(Stored items from a collection)
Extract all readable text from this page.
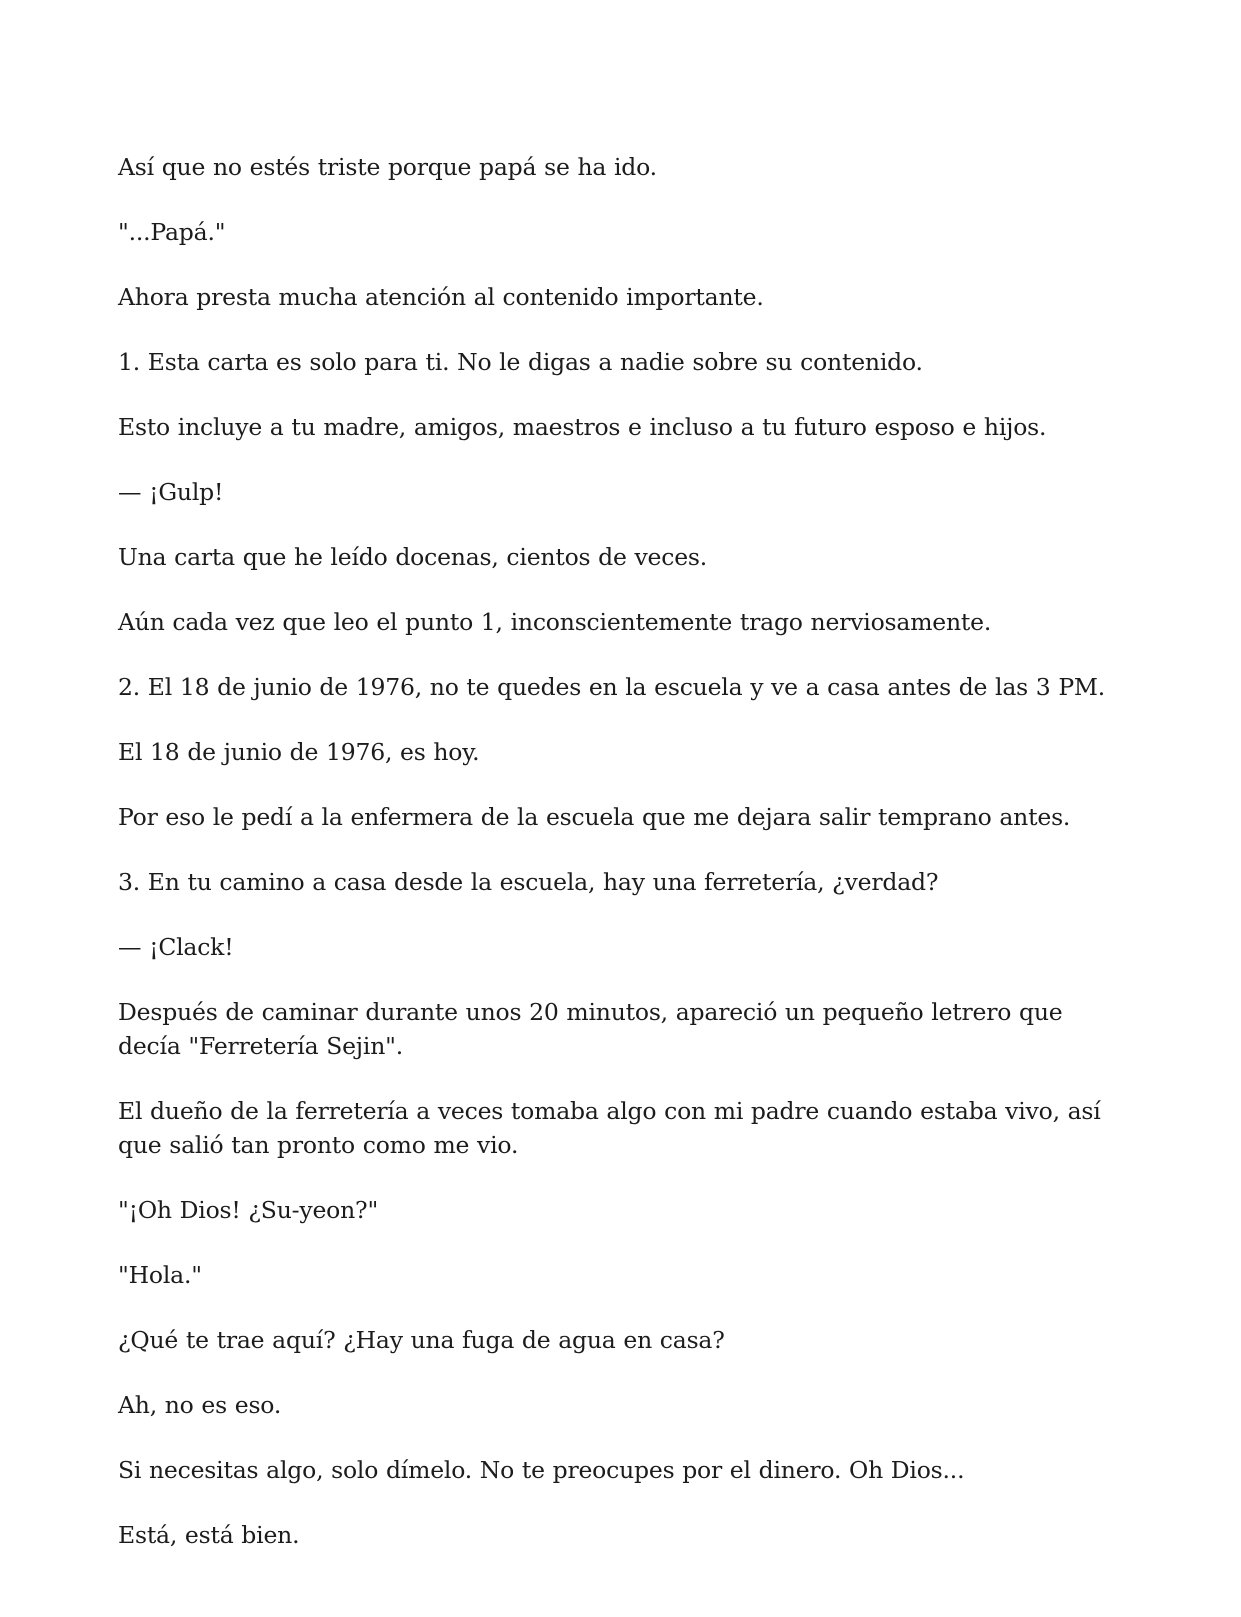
Así que no estés triste porque papá se ha ido.

"...Papá."

Ahora presta mucha atención al contenido importante.

1. Esta carta es solo para ti. No le digas a nadie sobre su contenido.

Esto incluye a tu madre, amigos, maestros e incluso a tu futuro esposo e hijos.

— ¡Gulp!

Una carta que he leído docenas, cientos de veces.

Aún cada vez que leo el punto 1, inconscientemente trago nerviosamente.

2. El 18 de junio de 1976, no te quedes en la escuela y ve a casa antes de las 3 PM.

El 18 de junio de 1976, es hoy.

Por eso le pedí a la enfermera de la escuela que me dejara salir temprano antes.

3. En tu camino a casa desde la escuela, hay una ferretería, ¿verdad?

— ¡Clack!

Después de caminar durante unos 20 minutos, apareció un pequeño letrero que decía "Ferretería Sejin".

El dueño de la ferretería a veces tomaba algo con mi padre cuando estaba vivo, así que salió tan pronto como me vio.

"¡Oh Dios! ¿Su-yeon?"

"Hola."

¿Qué te trae aquí? ¿Hay una fuga de agua en casa?

Ah, no es eso.

Si necesitas algo, solo dímelo. No te preocupes por el dinero. Oh Dios...

Está, está bien.
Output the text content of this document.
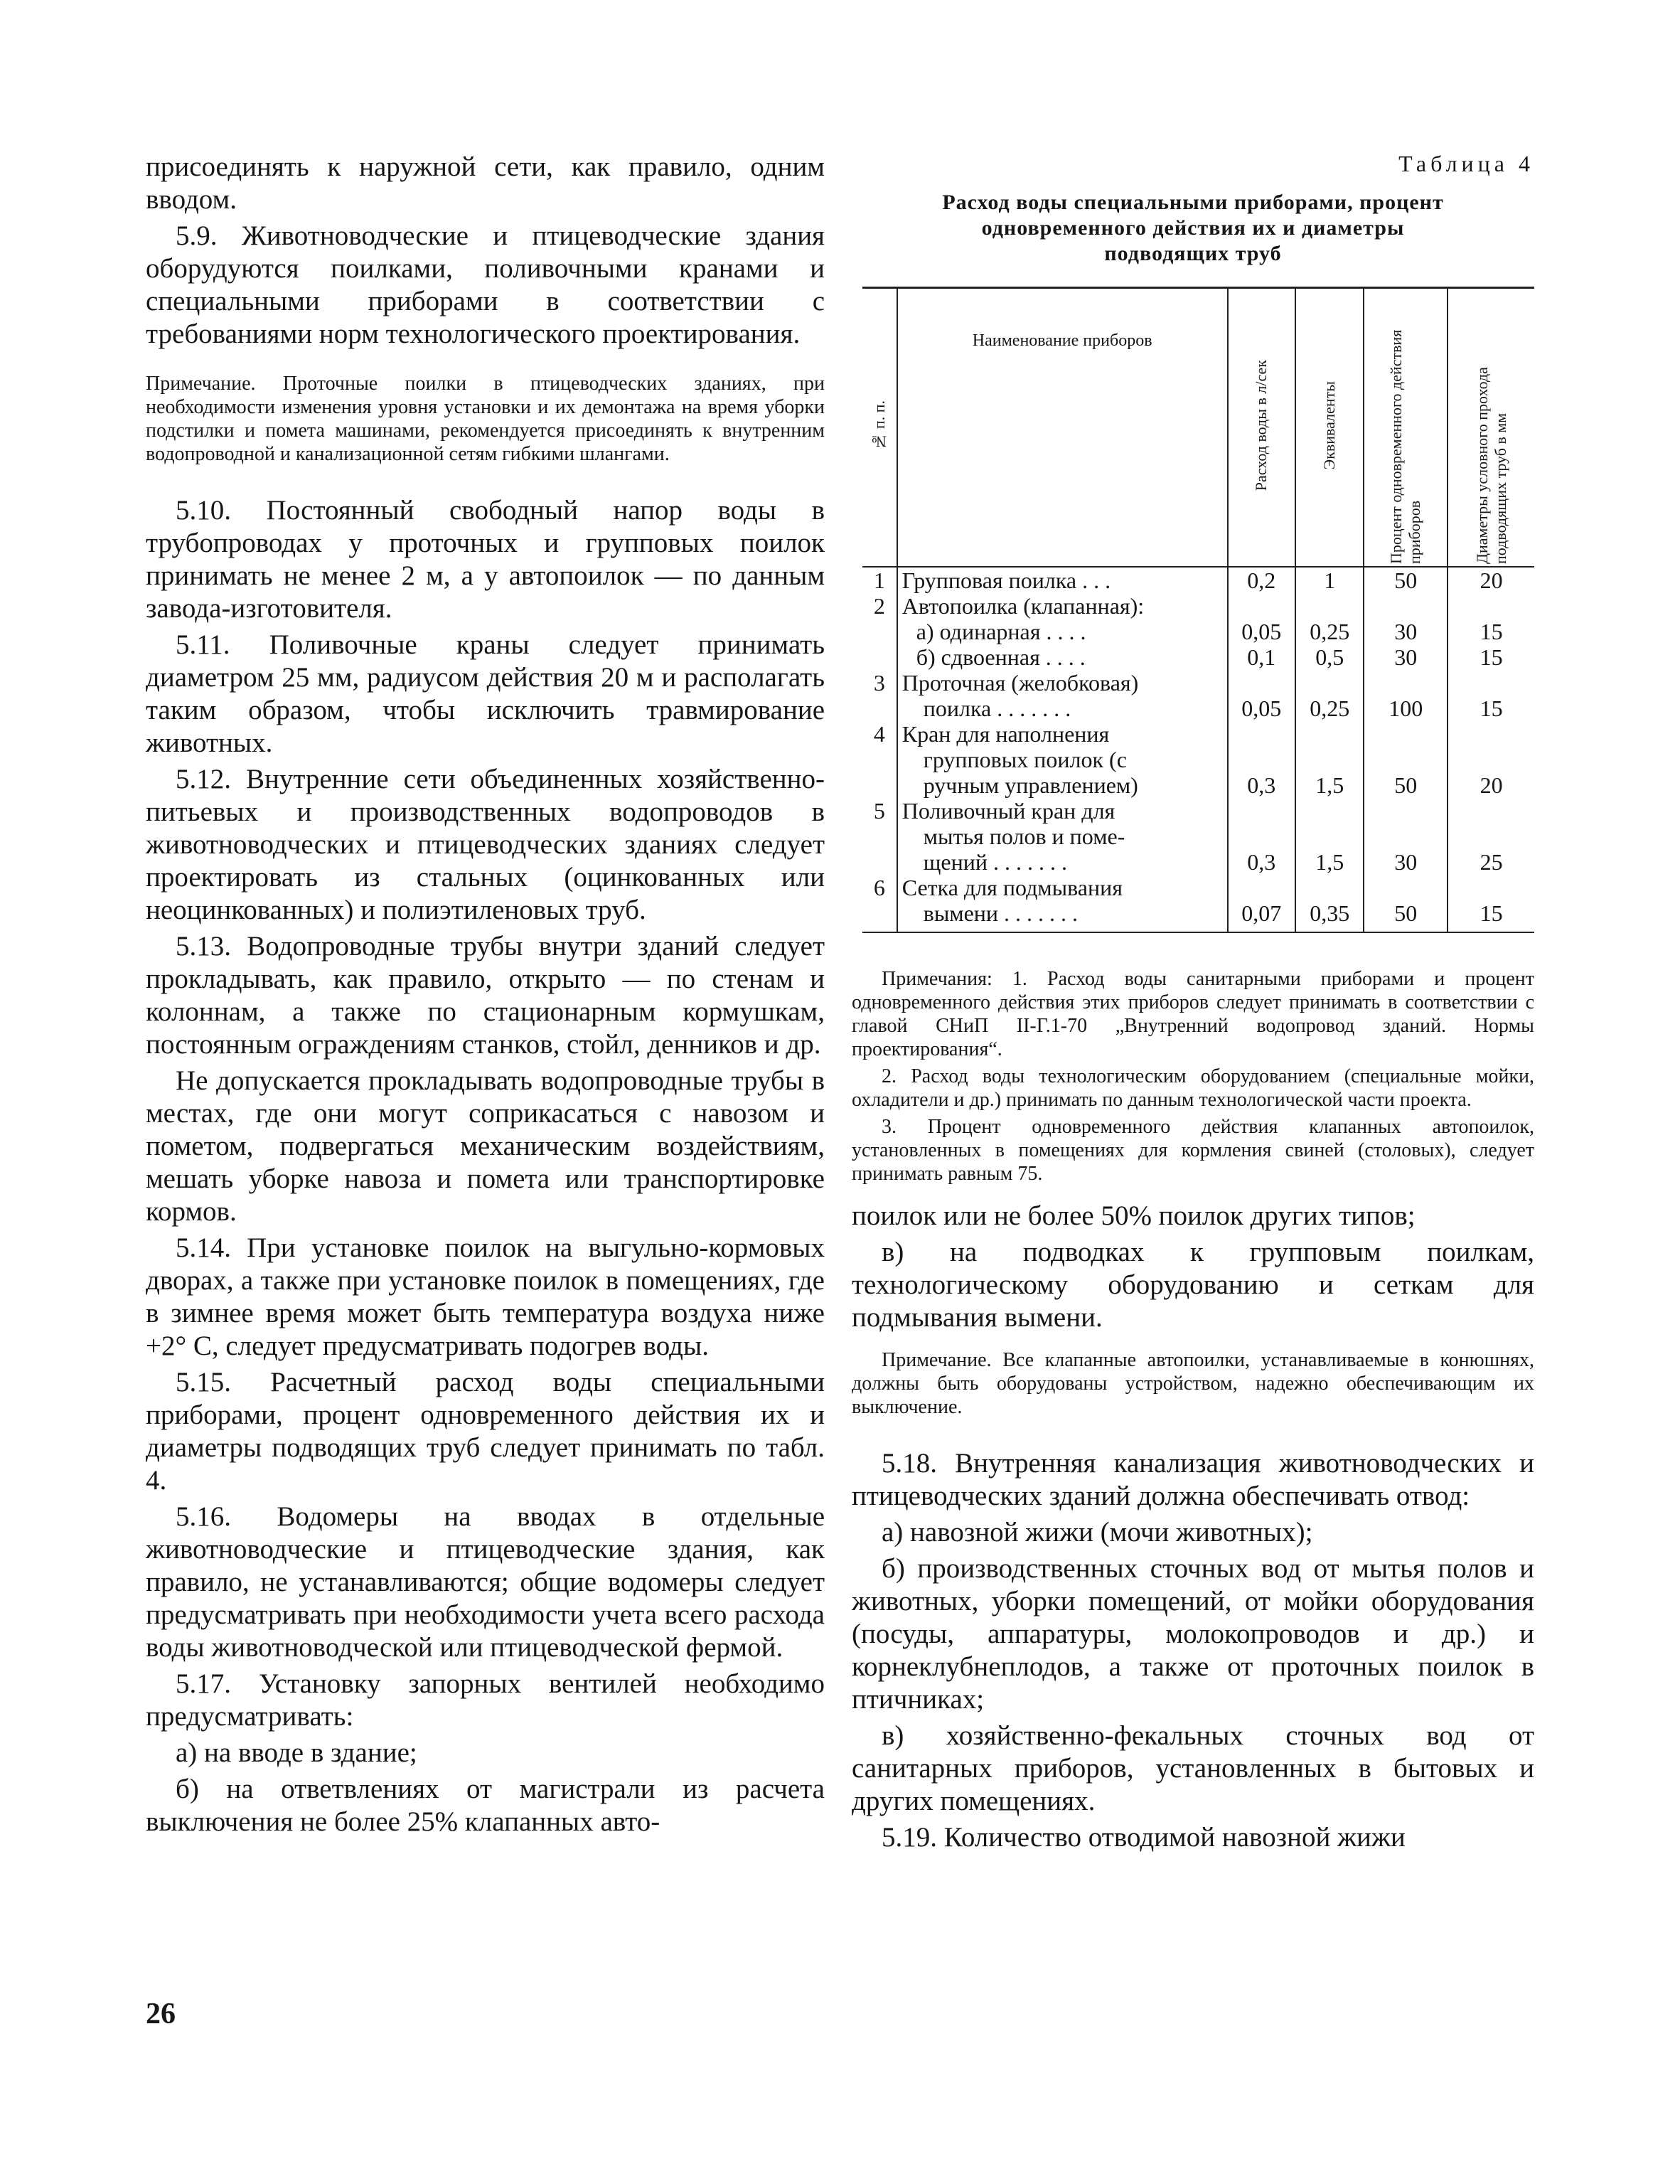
присоединять к наружной сети, как правило, одним вводом.

5.9. Животноводческие и птицеводческие здания оборудуются поилками, поливочными кранами и специальными приборами в соответствии с требованиями норм технологического проектирования.

Примечание. Проточные поилки в птицеводческих зданиях, при необходимости изменения уровня установки и их демонтажа на время уборки подстилки и помета машинами, рекомендуется присоединять к внутренним водопроводной и канализационной сетям гибкими шлангами.

5.10. Постоянный свободный напор воды в трубопроводах у проточных и групповых поилок принимать не менее 2 м, а у автопоилок — по данным завода-изготовителя.

5.11. Поливочные краны следует принимать диаметром 25 мм, радиусом действия 20 м и располагать таким образом, чтобы исключить травмирование животных.

5.12. Внутренние сети объединенных хозяйственно-питьевых и производственных водопроводов в животноводческих и птицеводческих зданиях следует проектировать из стальных (оцинкованных или неоцинкованных) и полиэтиленовых труб.

5.13. Водопроводные трубы внутри зданий следует прокладывать, как правило, открыто — по стенам и колоннам, а также по стационарным кормушкам, постоянным ограждениям станков, стойл, денников и др.

Не допускается прокладывать водопроводные трубы в местах, где они могут соприкасаться с навозом и пометом, подвергаться механическим воздействиям, мешать уборке навоза и помета или транспортировке кормов.

5.14. При установке поилок на выгульно-кормовых дворах, а также при установке поилок в помещениях, где в зимнее время может быть температура воздуха ниже +2° С, следует предусматривать подогрев воды.

5.15. Расчетный расход воды специальными приборами, процент одновременного действия их и диаметры подводящих труб следует принимать по табл. 4.

5.16. Водомеры на вводах в отдельные животноводческие и птицеводческие здания, как правило, не устанавливаются; общие водомеры следует предусматривать при необходимости учета всего расхода воды животноводческой или птицеводческой фермой.

5.17. Установку запорных вентилей необходимо предусматривать:

а) на вводе в здание;

б) на ответвлениях от магистрали из расчета выключения не более 25% клапанных авто-

Таблица 4
Расход воды специальными приборами, процент
одновременного действия их и диаметры
подводящих труб
№ п. п.	Наименование приборов	Расход воды в л/сек	Эквиваленты	Процент одновременного действия приборов	Диаметры условного прохода подводящих труб в мм
1	Групповая поилка . . .	0,2	1	50	20
2	Автопоилка (клапанная):				

	а) одинарная . . . .	0,05	0,25	30	15

	б) сдвоенная . . . .	0,1	0,5	30	15
3	Проточная (желобковая)
поилка . . . . . . .	0,05	0,25	100	15
4	Кран для наполнения
групповых поилок (с
ручным управлением)	0,3	1,5	50	20
5	Поливочный кран для
мытья полов и поме-
щений . . . . . . .	0,3	1,5	30	25
6	Сетка для подмывания
вымени . . . . . . .	0,07	0,35	50	15

Примечания: 1. Расход воды санитарными приборами и процент одновременного действия этих приборов следует принимать в соответствии с главой СНиП II-Г.1-70 „Внутренний водопровод зданий. Нормы проектирования“.

2. Расход воды технологическим оборудованием (специальные мойки, охладители и др.) принимать по данным технологической части проекта.

3. Процент одновременного действия клапанных автопоилок, установленных в помещениях для кормления свиней (столовых), следует принимать равным 75.

поилок или не более 50% поилок других типов;

в) на подводках к групповым поилкам, технологическому оборудованию и сеткам для подмывания вымени.

Примечание. Все клапанные автопоилки, устанавливаемые в конюшнях, должны быть оборудованы устройством, надежно обеспечивающим их выключение.

5.18. Внутренняя канализация животноводческих и птицеводческих зданий должна обеспечивать отвод:

а) навозной жижи (мочи животных);

б) производственных сточных вод от мытья полов и животных, уборки помещений, от мойки оборудования (посуды, аппаратуры, молокопроводов и др.) и корнеклубнеплодов, а также от проточных поилок в птичниках;

в) хозяйственно-фекальных сточных вод от санитарных приборов, установленных в бытовых и других помещениях.

5.19. Количество отводимой навозной жижи

26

[INSTRUCTIONS TO FOLLOW]: Transcribe the records above exactly, omitting every picture they contain.

[SOLUTION BELOW]:
Extract all readable text from this page.
Así que no estés triste porque papá se ha ido.

"...Papá."

Ahora presta mucha atención al contenido importante.

1. Esta carta es solo para ti. No le digas a nadie sobre su contenido.

Esto incluye a tu madre, amigos, maestros e incluso a tu futuro esposo e hijos.

— ¡Gulp!

Una carta que he leído docenas, cientos de veces.

Aún cada vez que leo el punto 1, inconscientemente trago nerviosamente.

2. El 18 de junio de 1976, no te quedes en la escuela y ve a casa antes de las 3 PM.

El 18 de junio de 1976, es hoy.

Por eso le pedí a la enfermera de la escuela que me dejara salir temprano antes.

3. En tu camino a casa desde la escuela, hay una ferretería, ¿verdad?

— ¡Clack!

Después de caminar durante unos 20 minutos, apareció un pequeño letrero que decía "Ferretería Sejin".

El dueño de la ferretería a veces tomaba algo con mi padre cuando estaba vivo, así que salió tan pronto como me vio.

"¡Oh Dios! ¿Su-yeon?"

"Hola."

¿Qué te trae aquí? ¿Hay una fuga de agua en casa?

Ah, no es eso.

Si necesitas algo, solo dímelo. No te preocupes por el dinero. Oh Dios...

Está, está bien.
Output the text content of this document.
присоединять к наружной сети, как правило, одним вводом.

5.9. Животноводческие и птицеводческие здания оборудуются поилками, поливочными кранами и специальными приборами в соответствии с требованиями норм технологического проектирования.

Примечание. Проточные поилки в птицеводческих зданиях, при необходимости изменения уровня установки и их демонтажа на время уборки подстилки и помета машинами, рекомендуется присоединять к внутренним водопроводной и канализационной сетям гибкими шлангами.

5.10. Постоянный свободный напор воды в трубопроводах у проточных и групповых поилок принимать не менее 2 м, а у автопоилок — по данным завода-изготовителя.

5.11. Поливочные краны следует принимать диаметром 25 мм, радиусом действия 20 м и располагать таким образом, чтобы исключить травмирование животных.

5.12. Внутренние сети объединенных хозяйственно-питьевых и производственных водопроводов в животноводческих и птицеводческих зданиях следует проектировать из стальных (оцинкованных или неоцинкованных) и полиэтиленовых труб.

5.13. Водопроводные трубы внутри зданий следует прокладывать, как правило, открыто — по стенам и колоннам, а также по стационарным кормушкам, постоянным ограждениям станков, стойл, денников и др.

Не допускается прокладывать водопроводные трубы в местах, где они могут соприкасаться с навозом и пометом, подвергаться механическим воздействиям, мешать уборке навоза и помета или транспортировке кормов.

5.14. При установке поилок на выгульно-кормовых дворах, а также при установке поилок в помещениях, где в зимнее время может быть температура воздуха ниже +2° С, следует предусматривать подогрев воды.

5.15. Расчетный расход воды специальными приборами, процент одновременного действия их и диаметры подводящих труб следует принимать по табл. 4.

5.16. Водомеры на вводах в отдельные животноводческие и птицеводческие здания, как правило, не устанавливаются; общие водомеры следует предусматривать при необходимости учета всего расхода воды животноводческой или птицеводческой фермой.

5.17. Установку запорных вентилей необходимо предусматривать:

а) на вводе в здание;

б) на ответвлениях от магистрали из расчета выключения не более 25% клапанных авто-

Таблица 4
Расход воды специальными приборами, процент
одновременного действия их и диаметры
подводящих труб
№ п. п.	Наименование приборов	Расход воды в л/сек	Эквиваленты	Процент одновременного действия приборов	Диаметры условного прохода подводящих труб в мм
1	Групповая поилка . . .	0,2	1	50	20
2	Автопоилка (клапанная):				

	а) одинарная . . . .	0,05	0,25	30	15

	б) сдвоенная . . . .	0,1	0,5	30	15
3	Проточная (желобковая)
поилка . . . . . . .	0,05	0,25	100	15
4	Кран для наполнения
групповых поилок (с
ручным управлением)	0,3	1,5	50	20
5	Поливочный кран для
мытья полов и поме-
щений . . . . . . .	0,3	1,5	30	25
6	Сетка для подмывания
вымени . . . . . . .	0,07	0,35	50	15

Примечания: 1. Расход воды санитарными приборами и процент одновременного действия этих приборов следует принимать в соответствии с главой СНиП II-Г.1-70 „Внутренний водопровод зданий. Нормы проектирования“.

2. Расход воды технологическим оборудованием (специальные мойки, охладители и др.) принимать по данным технологической части проекта.

3. Процент одновременного действия клапанных автопоилок, установленных в помещениях для кормления свиней (столовых), следует принимать равным 75.

поилок или не более 50% поилок других типов;

в) на подводках к групповым поилкам, технологическому оборудованию и сеткам для подмывания вымени.

Примечание. Все клапанные автопоилки, устанавливаемые в конюшнях, должны быть оборудованы устройством, надежно обеспечивающим их выключение.

5.18. Внутренняя канализация животноводческих и птицеводческих зданий должна обеспечивать отвод:

а) навозной жижи (мочи животных);

б) производственных сточных вод от мытья полов и животных, уборки помещений, от мойки оборудования (посуды, аппаратуры, молокопроводов и др.) и корнеклубнеплодов, а также от проточных поилок в птичниках;

в) хозяйственно-фекальных сточных вод от санитарных приборов, установленных в бытовых и других помещениях.

5.19. Количество отводимой навозной жижи

26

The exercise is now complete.